*TASK TO CARRY OUT*: Extract the listing below in full, unchanged.

**** RECORDS PROVIDED ****

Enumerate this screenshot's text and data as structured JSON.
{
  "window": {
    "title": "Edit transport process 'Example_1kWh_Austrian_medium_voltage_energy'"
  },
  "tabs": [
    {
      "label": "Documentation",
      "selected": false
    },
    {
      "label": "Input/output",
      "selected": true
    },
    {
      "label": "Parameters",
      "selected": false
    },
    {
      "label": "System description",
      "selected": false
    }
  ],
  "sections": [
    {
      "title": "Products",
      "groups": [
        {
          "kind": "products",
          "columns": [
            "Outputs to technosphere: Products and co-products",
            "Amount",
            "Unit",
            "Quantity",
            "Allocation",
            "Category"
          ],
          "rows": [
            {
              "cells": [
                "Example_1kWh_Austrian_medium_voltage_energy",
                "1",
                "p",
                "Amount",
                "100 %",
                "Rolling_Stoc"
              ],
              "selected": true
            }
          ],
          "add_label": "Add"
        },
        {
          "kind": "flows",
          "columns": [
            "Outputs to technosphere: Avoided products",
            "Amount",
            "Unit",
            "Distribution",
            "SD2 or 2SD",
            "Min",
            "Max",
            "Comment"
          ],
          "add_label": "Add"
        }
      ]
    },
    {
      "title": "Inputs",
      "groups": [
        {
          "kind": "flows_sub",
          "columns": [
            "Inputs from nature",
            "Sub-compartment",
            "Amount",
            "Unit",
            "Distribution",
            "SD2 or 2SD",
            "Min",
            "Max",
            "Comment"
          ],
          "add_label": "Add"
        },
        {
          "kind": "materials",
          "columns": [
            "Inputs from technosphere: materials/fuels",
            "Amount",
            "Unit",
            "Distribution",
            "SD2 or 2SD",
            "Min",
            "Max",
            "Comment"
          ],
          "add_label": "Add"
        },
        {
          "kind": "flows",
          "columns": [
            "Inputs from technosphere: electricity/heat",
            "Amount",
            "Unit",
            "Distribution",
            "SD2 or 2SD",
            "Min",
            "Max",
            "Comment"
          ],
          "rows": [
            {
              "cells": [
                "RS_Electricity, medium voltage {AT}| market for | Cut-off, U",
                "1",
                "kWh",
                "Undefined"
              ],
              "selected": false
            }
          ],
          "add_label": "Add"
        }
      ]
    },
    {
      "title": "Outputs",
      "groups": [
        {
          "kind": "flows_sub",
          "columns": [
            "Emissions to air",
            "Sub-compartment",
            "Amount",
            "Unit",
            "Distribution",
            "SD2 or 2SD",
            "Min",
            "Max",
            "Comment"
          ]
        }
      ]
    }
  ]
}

****

*FULL RESPONSE*:
Enumerate this screenshot's text and data as structured JSON.
{
  "window": {
    "title": "Edit transport process 'Example_1kWh_Austrian_medium_voltage_energy'"
  },
  "tabs": [
    {
      "label": "Documentation",
      "selected": false
    },
    {
      "label": "Input/output",
      "selected": true
    },
    {
      "label": "Parameters",
      "selected": false
    },
    {
      "label": "System description",
      "selected": false
    }
  ],
  "sections": [
    {
      "title": "Products",
      "groups": [
        {
          "kind": "products",
          "columns": [
            "Outputs to technosphere: Products and co-products",
            "Amount",
            "Unit",
            "Quantity",
            "Allocation",
            "Category"
          ],
          "rows": [
            {
              "cells": [
                "Example_1kWh_Austrian_medium_voltage_energy",
                "1",
                "p",
                "Amount",
                "100 %",
                "Rolling_Stoc"
              ],
              "selected": true
            }
          ],
          "add_label": "Add"
        },
        {
          "kind": "flows",
          "columns": [
            "Outputs to technosphere: Avoided products",
            "Amount",
            "Unit",
            "Distribution",
            "SD2 or 2SD",
            "Min",
            "Max",
            "Comment"
          ],
          "add_label": "Add"
        }
      ]
    },
    {
      "title": "Inputs",
      "groups": [
        {
          "kind": "flows_sub",
          "columns": [
            "Inputs from nature",
            "Sub-compartment",
            "Amount",
            "Unit",
            "Distribution",
            "SD2 or 2SD",
            "Min",
            "Max",
            "Comment"
          ],
          "add_label": "Add"
        },
        {
          "kind": "materials",
          "columns": [
            "Inputs from technosphere: materials/fuels",
            "Amount",
            "Unit",
            "Distribution",
            "SD2 or 2SD",
            "Min",
            "Max",
            "Comment"
          ],
          "add_label": "Add"
        },
        {
          "kind": "flows",
          "columns": [
            "Inputs from technosphere: electricity/heat",
            "Amount",
            "Unit",
            "Distribution",
            "SD2 or 2SD",
            "Min",
            "Max",
            "Comment"
          ],
          "rows": [
            {
              "cells": [
                "RS_Electricity, medium voltage {AT}| market for | Cut-off, U",
                "1",
                "kWh",
                "Undefined"
              ],
              "selected": false
            }
          ],
          "add_label": "Add"
        }
      ]
    },
    {
      "title": "Outputs",
      "groups": [
        {
          "kind": "flows_sub",
          "columns": [
            "Emissions to air",
            "Sub-compartment",
            "Amount",
            "Unit",
            "Distribution",
            "SD2 or 2SD",
            "Min",
            "Max",
            "Comment"
          ]
        }
      ]
    }
  ]
}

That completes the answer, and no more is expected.